YOUR INSTRUCTIONS: Write the entries below out again exactly; any picture in them stays out.

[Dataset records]
[Begin]

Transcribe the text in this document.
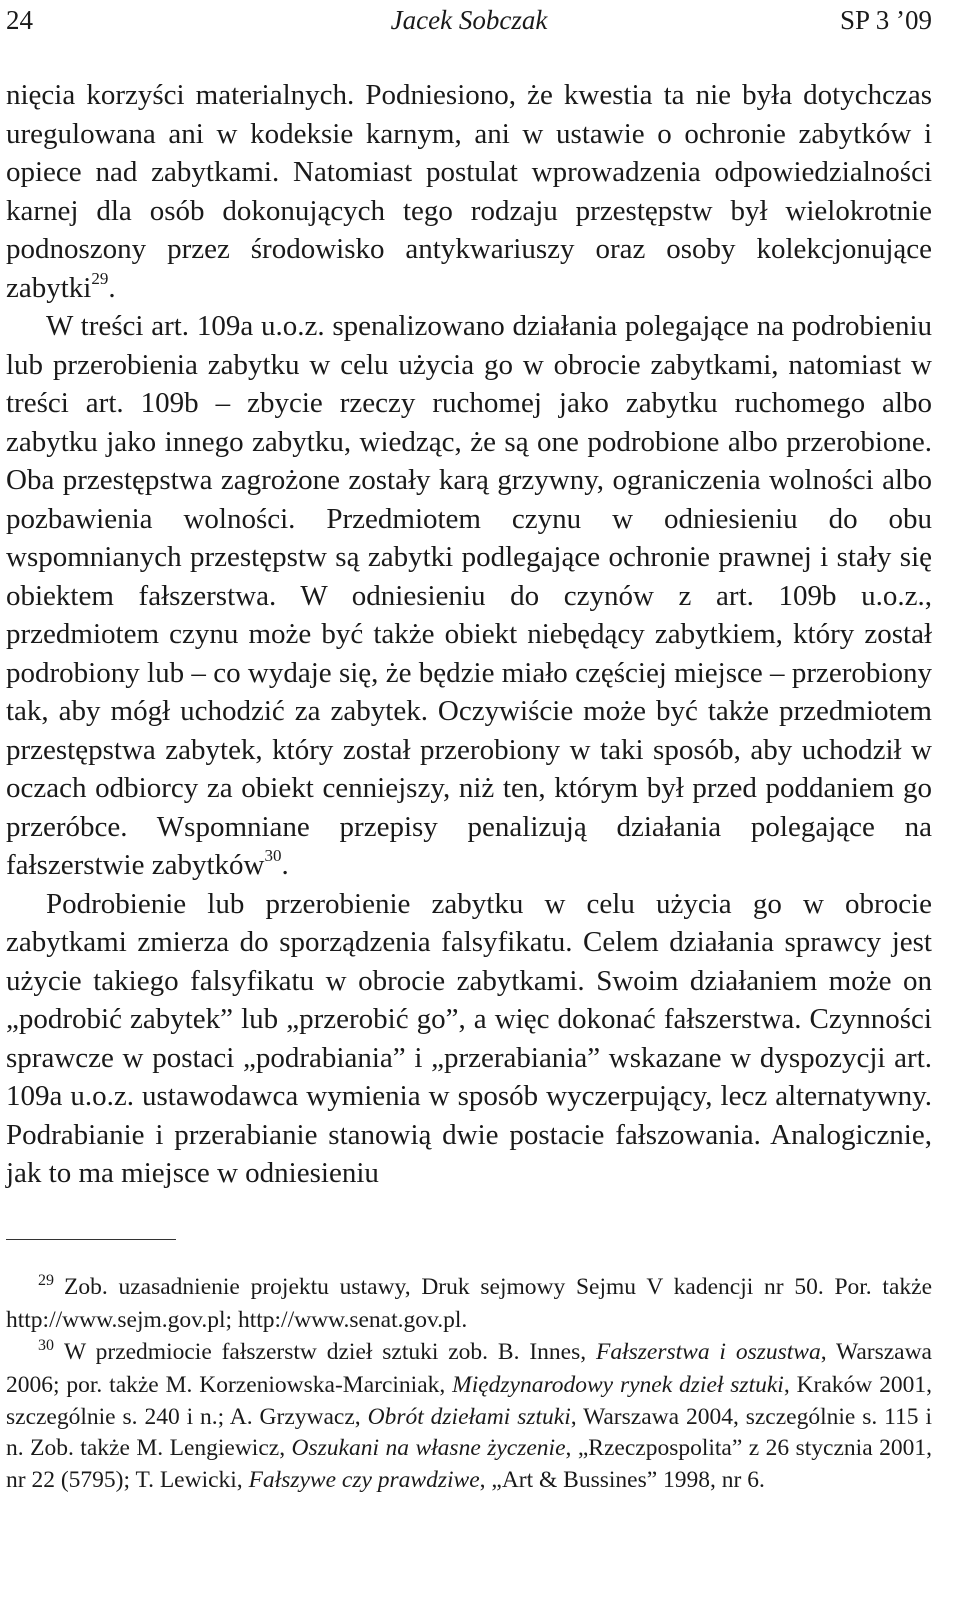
24	Jacek Sobczak	SP 3 ’09

nięcia korzyści materialnych. Podniesiono, że kwestia ta nie była dotychczas uregulowana ani w kodeksie karnym, ani w ustawie o ochronie zabytków i opiece nad zabytkami. Natomiast postulat wprowadzenia odpowiedzialności karnej dla osób dokonujących tego rodzaju przestępstw był wielokrotnie podnoszony przez środowisko antykwariuszy oraz osoby kolekcjonujące zabytki$^{29}$.

W treści art. 109a u.o.z. spenalizowano działania polegające na podrobieniu lub przerobienia zabytku w celu użycia go w obrocie zabytkami, natomiast w treści art. 109b – zbycie rzeczy ruchomej jako zabytku ruchomego albo zabytku jako innego zabytku, wiedząc, że są one podrobione albo przerobione. Oba przestępstwa zagrożone zostały karą grzywny, ograniczenia wolności albo pozbawienia wolności. Przedmiotem czynu w odniesieniu do obu wspomnianych przestępstw są zabytki podlegające ochronie prawnej i stały się obiektem fałszerstwa. W odniesieniu do czynów z art. 109b u.o.z., przedmiotem czynu może być także obiekt niebędący zabytkiem, który został podrobiony lub – co wydaje się, że będzie miało częściej miejsce – przerobiony tak, aby mógł uchodzić za zabytek. Oczywiście może być także przedmiotem przestępstwa zabytek, który został przerobiony w taki sposób, aby uchodził w oczach odbiorcy za obiekt cenniejszy, niż ten, którym był przed poddaniem go przeróbce. Wspomniane przepisy penalizują działania polegające na fałszerstwie zabytków$^{30}$.

Podrobienie lub przerobienie zabytku w celu użycia go w obrocie zabytkami zmierza do sporządzenia falsyfikatu. Celem działania sprawcy jest użycie takiego falsyfikatu w obrocie zabytkami. Swoim działaniem może on „podrobić zabytek” lub „przerobić go”, a więc dokonać fałszerstwa. Czynności sprawcze w postaci „podrabiania” i „przerabiania” wskazane w dyspozycji art. 109a u.o.z. ustawodawca wymienia w sposób wyczerpujący, lecz alternatywny. Podrabianie i przerabianie stanowią dwie postacie fałszowania. Analogicznie, jak to ma miejsce w odniesieniu

29 Zob. uzasadnienie projektu ustawy, Druk sejmowy Sejmu V kadencji nr 50. Por. także http://www.sejm.gov.pl; http://www.senat.gov.pl.

30 W przedmiocie fałszerstw dzieł sztuki zob. B. Innes, Fałszerstwa i oszustwa, Warszawa 2006; por. także M. Korzeniowska-Marciniak, Międzynarodowy rynek dzieł sztuki, Kraków 2001, szczególnie s. 240 i n.; A. Grzywacz, Obrót dziełami sztuki, Warszawa 2004, szczególnie s. 115 i n. Zob. także M. Lengiewicz, Oszukani na własne życzenie, „Rzeczpospolita” z 26 stycznia 2001, nr 22 (5795); T. Lewicki, Fałszywe czy prawdziwe, „Art & Bussines” 1998, nr 6.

[End]

CORRECT ANSWER:
Transcribe the text in this document.
24	Jacek Sobczak	SP 3 ’09

nięcia korzyści materialnych. Podniesiono, że kwestia ta nie była dotychczas uregulowana ani w kodeksie karnym, ani w ustawie o ochronie zabytków i opiece nad zabytkami. Natomiast postulat wprowadzenia odpowiedzialności karnej dla osób dokonujących tego rodzaju przestępstw był wielokrotnie podnoszony przez środowisko antykwariuszy oraz osoby kolekcjonujące zabytki$^{29}$.

W treści art. 109a u.o.z. spenalizowano działania polegające na podrobieniu lub przerobienia zabytku w celu użycia go w obrocie zabytkami, natomiast w treści art. 109b – zbycie rzeczy ruchomej jako zabytku ruchomego albo zabytku jako innego zabytku, wiedząc, że są one podrobione albo przerobione. Oba przestępstwa zagrożone zostały karą grzywny, ograniczenia wolności albo pozbawienia wolności. Przedmiotem czynu w odniesieniu do obu wspomnianych przestępstw są zabytki podlegające ochronie prawnej i stały się obiektem fałszerstwa. W odniesieniu do czynów z art. 109b u.o.z., przedmiotem czynu może być także obiekt niebędący zabytkiem, który został podrobiony lub – co wydaje się, że będzie miało częściej miejsce – przerobiony tak, aby mógł uchodzić za zabytek. Oczywiście może być także przedmiotem przestępstwa zabytek, który został przerobiony w taki sposób, aby uchodził w oczach odbiorcy za obiekt cenniejszy, niż ten, którym był przed poddaniem go przeróbce. Wspomniane przepisy penalizują działania polegające na fałszerstwie zabytków$^{30}$.

Podrobienie lub przerobienie zabytku w celu użycia go w obrocie zabytkami zmierza do sporządzenia falsyfikatu. Celem działania sprawcy jest użycie takiego falsyfikatu w obrocie zabytkami. Swoim działaniem może on „podrobić zabytek” lub „przerobić go”, a więc dokonać fałszerstwa. Czynności sprawcze w postaci „podrabiania” i „przerabiania” wskazane w dyspozycji art. 109a u.o.z. ustawodawca wymienia w sposób wyczerpujący, lecz alternatywny. Podrabianie i przerabianie stanowią dwie postacie fałszowania. Analogicznie, jak to ma miejsce w odniesieniu

29 Zob. uzasadnienie projektu ustawy, Druk sejmowy Sejmu V kadencji nr 50. Por. także http://www.sejm.gov.pl; http://www.senat.gov.pl.

30 W przedmiocie fałszerstw dzieł sztuki zob. B. Innes, Fałszerstwa i oszustwa, Warszawa 2006; por. także M. Korzeniowska-Marciniak, Międzynarodowy rynek dzieł sztuki, Kraków 2001, szczególnie s. 240 i n.; A. Grzywacz, Obrót dziełami sztuki, Warszawa 2004, szczególnie s. 115 i n. Zob. także M. Lengiewicz, Oszukani na własne życzenie, „Rzeczpospolita” z 26 stycznia 2001, nr 22 (5795); T. Lewicki, Fałszywe czy prawdziwe, „Art & Bussines” 1998, nr 6.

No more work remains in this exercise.